REQUIRED TASK:
Look through the material below for "Services". Copy every line that contains it.

[Stored dataset items]
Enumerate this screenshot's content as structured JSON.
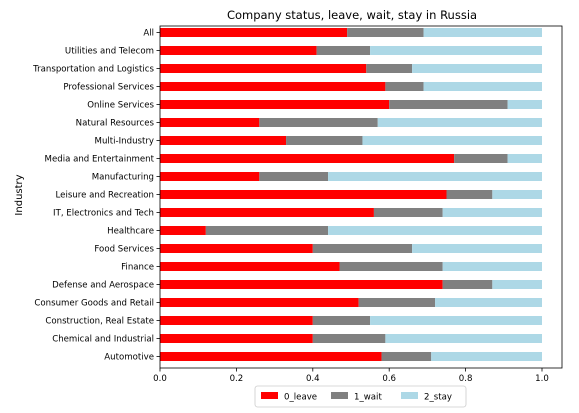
{
  "chart_data": {
    "type": "bar",
    "orientation": "horizontal",
    "stacked": true,
    "title": "Company status, leave, wait, stay in Russia",
    "xlabel": "",
    "ylabel": "Industry",
    "xlim": [
      0,
      1.0
    ],
    "xticks": [
      0.0,
      0.2,
      0.4,
      0.6,
      0.8,
      1.0
    ],
    "xtick_labels": [
      "0.0",
      "0.2",
      "0.4",
      "0.6",
      "0.8",
      "1.0"
    ],
    "grid": false,
    "legend_position": "bottom-center",
    "categories": [
      "All",
      "Utilities and Telecom",
      "Transportation and Logistics",
      "Professional Services",
      "Online Services",
      "Natural Resources",
      "Multi-Industry",
      "Media and Entertainment",
      "Manufacturing",
      "Leisure and Recreation",
      "IT, Electronics and Tech",
      "Healthcare",
      "Food Services",
      "Finance",
      "Defense and Aerospace",
      "Consumer Goods and Retail",
      "Construction, Real Estate",
      "Chemical and Industrial",
      "Automotive"
    ],
    "series": [
      {
        "name": "0_leave",
        "color": "#ff0000",
        "values": [
          0.49,
          0.41,
          0.54,
          0.59,
          0.6,
          0.26,
          0.33,
          0.77,
          0.26,
          0.75,
          0.56,
          0.12,
          0.4,
          0.47,
          0.74,
          0.52,
          0.4,
          0.4,
          0.58
        ]
      },
      {
        "name": "1_wait",
        "color": "#808080",
        "values": [
          0.2,
          0.14,
          0.12,
          0.1,
          0.31,
          0.31,
          0.2,
          0.14,
          0.18,
          0.12,
          0.18,
          0.32,
          0.26,
          0.27,
          0.13,
          0.2,
          0.15,
          0.19,
          0.13
        ]
      },
      {
        "name": "2_stay",
        "color": "#add8e6",
        "values": [
          0.31,
          0.45,
          0.34,
          0.31,
          0.09,
          0.43,
          0.47,
          0.09,
          0.56,
          0.13,
          0.26,
          0.56,
          0.34,
          0.26,
          0.13,
          0.28,
          0.45,
          0.41,
          0.29
        ]
      }
    ]
  }
}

WORKED SOLUTION:
      "Professional Services",
      "Online Services",
      "Food Services",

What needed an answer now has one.